## Set task
Reproduce every entry exactly and leave its pictures out.
══ Task material
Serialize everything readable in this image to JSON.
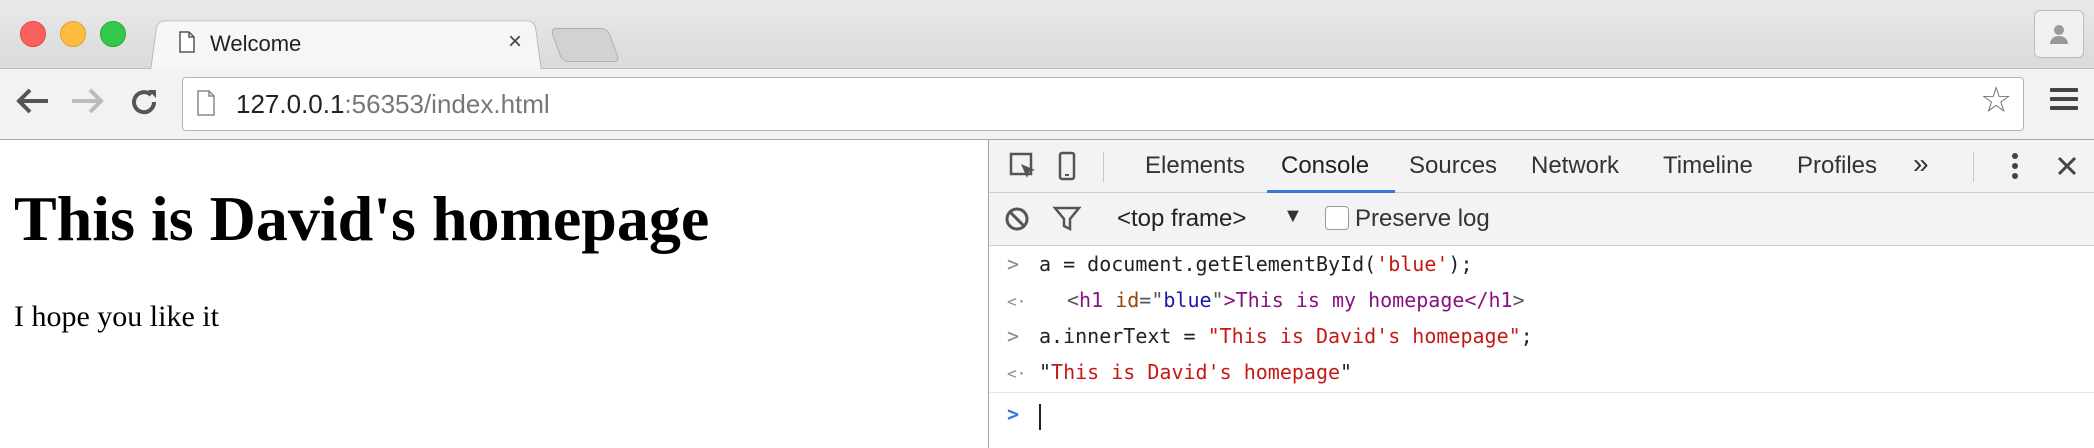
{
  "browser": {
    "tab_title": "Welcome",
    "tab_close": "×",
    "url_host": "127.0.0.1",
    "url_rest": ":56353/index.html"
  },
  "page": {
    "heading": "This is David's homepage",
    "paragraph": "I hope you like it"
  },
  "devtools": {
    "tabs": [
      "Elements",
      "Console",
      "Sources",
      "Network",
      "Timeline",
      "Profiles"
    ],
    "active_tab": "Console",
    "more": "»",
    "frame_selector": "<top frame>",
    "frame_caret": "▼",
    "preserve_log_label": "Preserve log",
    "preserve_log_checked": false,
    "console_lines": [
      {
        "prompt": ">",
        "parts": [
          "a = document.getElementById(",
          "'blue'",
          ");"
        ]
      },
      {
        "prompt": "<·",
        "parts": [
          "<",
          "h1",
          " ",
          "id",
          "=\"",
          "blue",
          "\"",
          ">This is my homepage</",
          "h1",
          ">"
        ]
      },
      {
        "prompt": ">",
        "parts": [
          "a.innerText = ",
          "\"This is David's homepage\"",
          ";"
        ]
      },
      {
        "prompt": "<·",
        "parts": [
          "\"",
          "This is David's homepage",
          "\""
        ]
      }
    ],
    "input_prompt": ">"
  },
  "colors": {
    "accent": "#3879d9",
    "string": "#c41a16",
    "tag": "#881280"
  }
}
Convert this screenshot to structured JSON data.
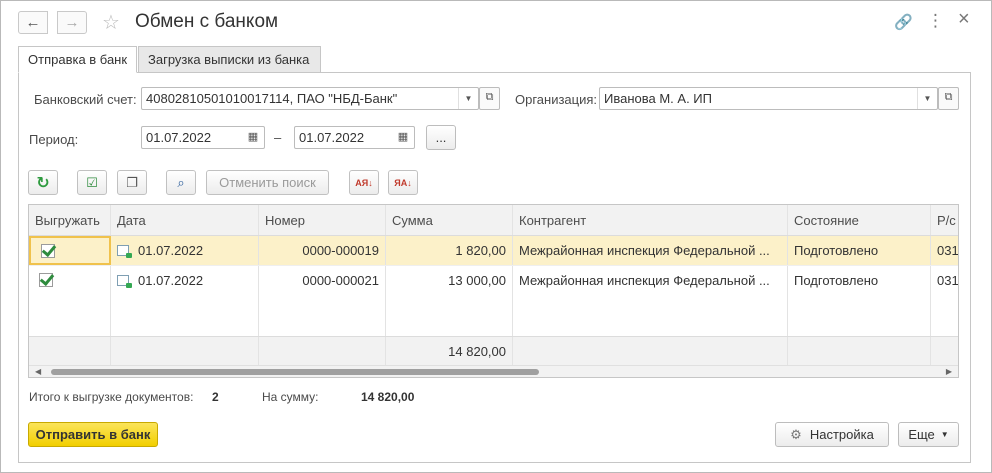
{
  "window": {
    "title": "Обмен с банком",
    "back_glyph": "←",
    "forward_glyph": "→",
    "star_glyph": "☆",
    "link_glyph": "🔗",
    "more_glyph": "⋮",
    "close_glyph": "×"
  },
  "tabs": [
    {
      "label": "Отправка в банк",
      "active": true
    },
    {
      "label": "Загрузка выписки из банка",
      "active": false
    }
  ],
  "form": {
    "bank_account_label": "Банковский счет:",
    "bank_account_value": "40802810501010017114, ПАО \"НБД-Банк\"",
    "organization_label": "Организация:",
    "organization_value": "Иванова М. А. ИП",
    "period_label": "Период:",
    "period_from": "01.07.2022",
    "period_dash": "–",
    "period_to": "01.07.2022",
    "period_select_glyph": "..."
  },
  "toolbar": {
    "cancel_search_label": "Отменить поиск",
    "sort_asc_glyph": "АЯ↓",
    "sort_desc_glyph": "ЯА↓"
  },
  "table": {
    "columns": [
      "Выгружать",
      "Дата",
      "Номер",
      "Сумма",
      "Контрагент",
      "Состояние",
      "Р/с"
    ],
    "rows": [
      {
        "export": true,
        "date": "01.07.2022",
        "number": "0000-000019",
        "sum": "1 820,00",
        "counterparty": "Межрайонная инспекция Федеральной ...",
        "status": "Подготовлено",
        "account": "031"
      },
      {
        "export": true,
        "date": "01.07.2022",
        "number": "0000-000021",
        "sum": "13 000,00",
        "counterparty": "Межрайонная инспекция Федеральной ...",
        "status": "Подготовлено",
        "account": "031"
      }
    ],
    "footer_sum": "14 820,00"
  },
  "summary": {
    "docs_label": "Итого к выгрузке документов:",
    "docs_count": "2",
    "sum_label": "На сумму:",
    "sum_value": "14 820,00"
  },
  "buttons": {
    "send_label": "Отправить в банк",
    "settings_label": "Настройка",
    "more_label": "Еще"
  },
  "colors": {
    "selected_row": "#fcf1c9",
    "send_button": "#f2cf00",
    "check": "#2e8b3d"
  }
}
════
## Problem solution
Serialize everything readable in this image to JSON.
{
  "browser": {
    "tab_title": "Welcome",
    "tab_close": "×",
    "url_host": "127.0.0.1",
    "url_rest": ":56353/index.html"
  },
  "page": {
    "heading": "This is David's homepage",
    "paragraph": "I hope you like it"
  },
  "devtools": {
    "tabs": [
      "Elements",
      "Console",
      "Sources",
      "Network",
      "Timeline",
      "Profiles"
    ],
    "active_tab": "Console",
    "more": "»",
    "frame_selector": "<top frame>",
    "frame_caret": "▼",
    "preserve_log_label": "Preserve log",
    "preserve_log_checked": false,
    "console_lines": [
      {
        "prompt": ">",
        "parts": [
          "a = document.getElementById(",
          "'blue'",
          ");"
        ]
      },
      {
        "prompt": "<·",
        "parts": [
          "<",
          "h1",
          " ",
          "id",
          "=\"",
          "blue",
          "\"",
          ">This is my homepage</",
          "h1",
          ">"
        ]
      },
      {
        "prompt": ">",
        "parts": [
          "a.innerText = ",
          "\"This is David's homepage\"",
          ";"
        ]
      },
      {
        "prompt": "<·",
        "parts": [
          "\"",
          "This is David's homepage",
          "\""
        ]
      }
    ],
    "input_prompt": ">"
  },
  "colors": {
    "accent": "#3879d9",
    "string": "#c41a16",
    "tag": "#881280"
  }
}
Convert this screenshot to structured JSON data.
{
  "window": {
    "title": "Обмен с банком",
    "back_glyph": "←",
    "forward_glyph": "→",
    "star_glyph": "☆",
    "link_glyph": "🔗",
    "more_glyph": "⋮",
    "close_glyph": "×"
  },
  "tabs": [
    {
      "label": "Отправка в банк",
      "active": true
    },
    {
      "label": "Загрузка выписки из банка",
      "active": false
    }
  ],
  "form": {
    "bank_account_label": "Банковский счет:",
    "bank_account_value": "40802810501010017114, ПАО \"НБД-Банк\"",
    "organization_label": "Организация:",
    "organization_value": "Иванова М. А. ИП",
    "period_label": "Период:",
    "period_from": "01.07.2022",
    "period_dash": "–",
    "period_to": "01.07.2022",
    "period_select_glyph": "..."
  },
  "toolbar": {
    "cancel_search_label": "Отменить поиск",
    "sort_asc_glyph": "АЯ↓",
    "sort_desc_glyph": "ЯА↓"
  },
  "table": {
    "columns": [
      "Выгружать",
      "Дата",
      "Номер",
      "Сумма",
      "Контрагент",
      "Состояние",
      "Р/с"
    ],
    "rows": [
      {
        "export": true,
        "date": "01.07.2022",
        "number": "0000-000019",
        "sum": "1 820,00",
        "counterparty": "Межрайонная инспекция Федеральной ...",
        "status": "Подготовлено",
        "account": "031"
      },
      {
        "export": true,
        "date": "01.07.2022",
        "number": "0000-000021",
        "sum": "13 000,00",
        "counterparty": "Межрайонная инспекция Федеральной ...",
        "status": "Подготовлено",
        "account": "031"
      }
    ],
    "footer_sum": "14 820,00"
  },
  "summary": {
    "docs_label": "Итого к выгрузке документов:",
    "docs_count": "2",
    "sum_label": "На сумму:",
    "sum_value": "14 820,00"
  },
  "buttons": {
    "send_label": "Отправить в банк",
    "settings_label": "Настройка",
    "more_label": "Еще"
  },
  "colors": {
    "selected_row": "#fcf1c9",
    "send_button": "#f2cf00",
    "check": "#2e8b3d"
  }
}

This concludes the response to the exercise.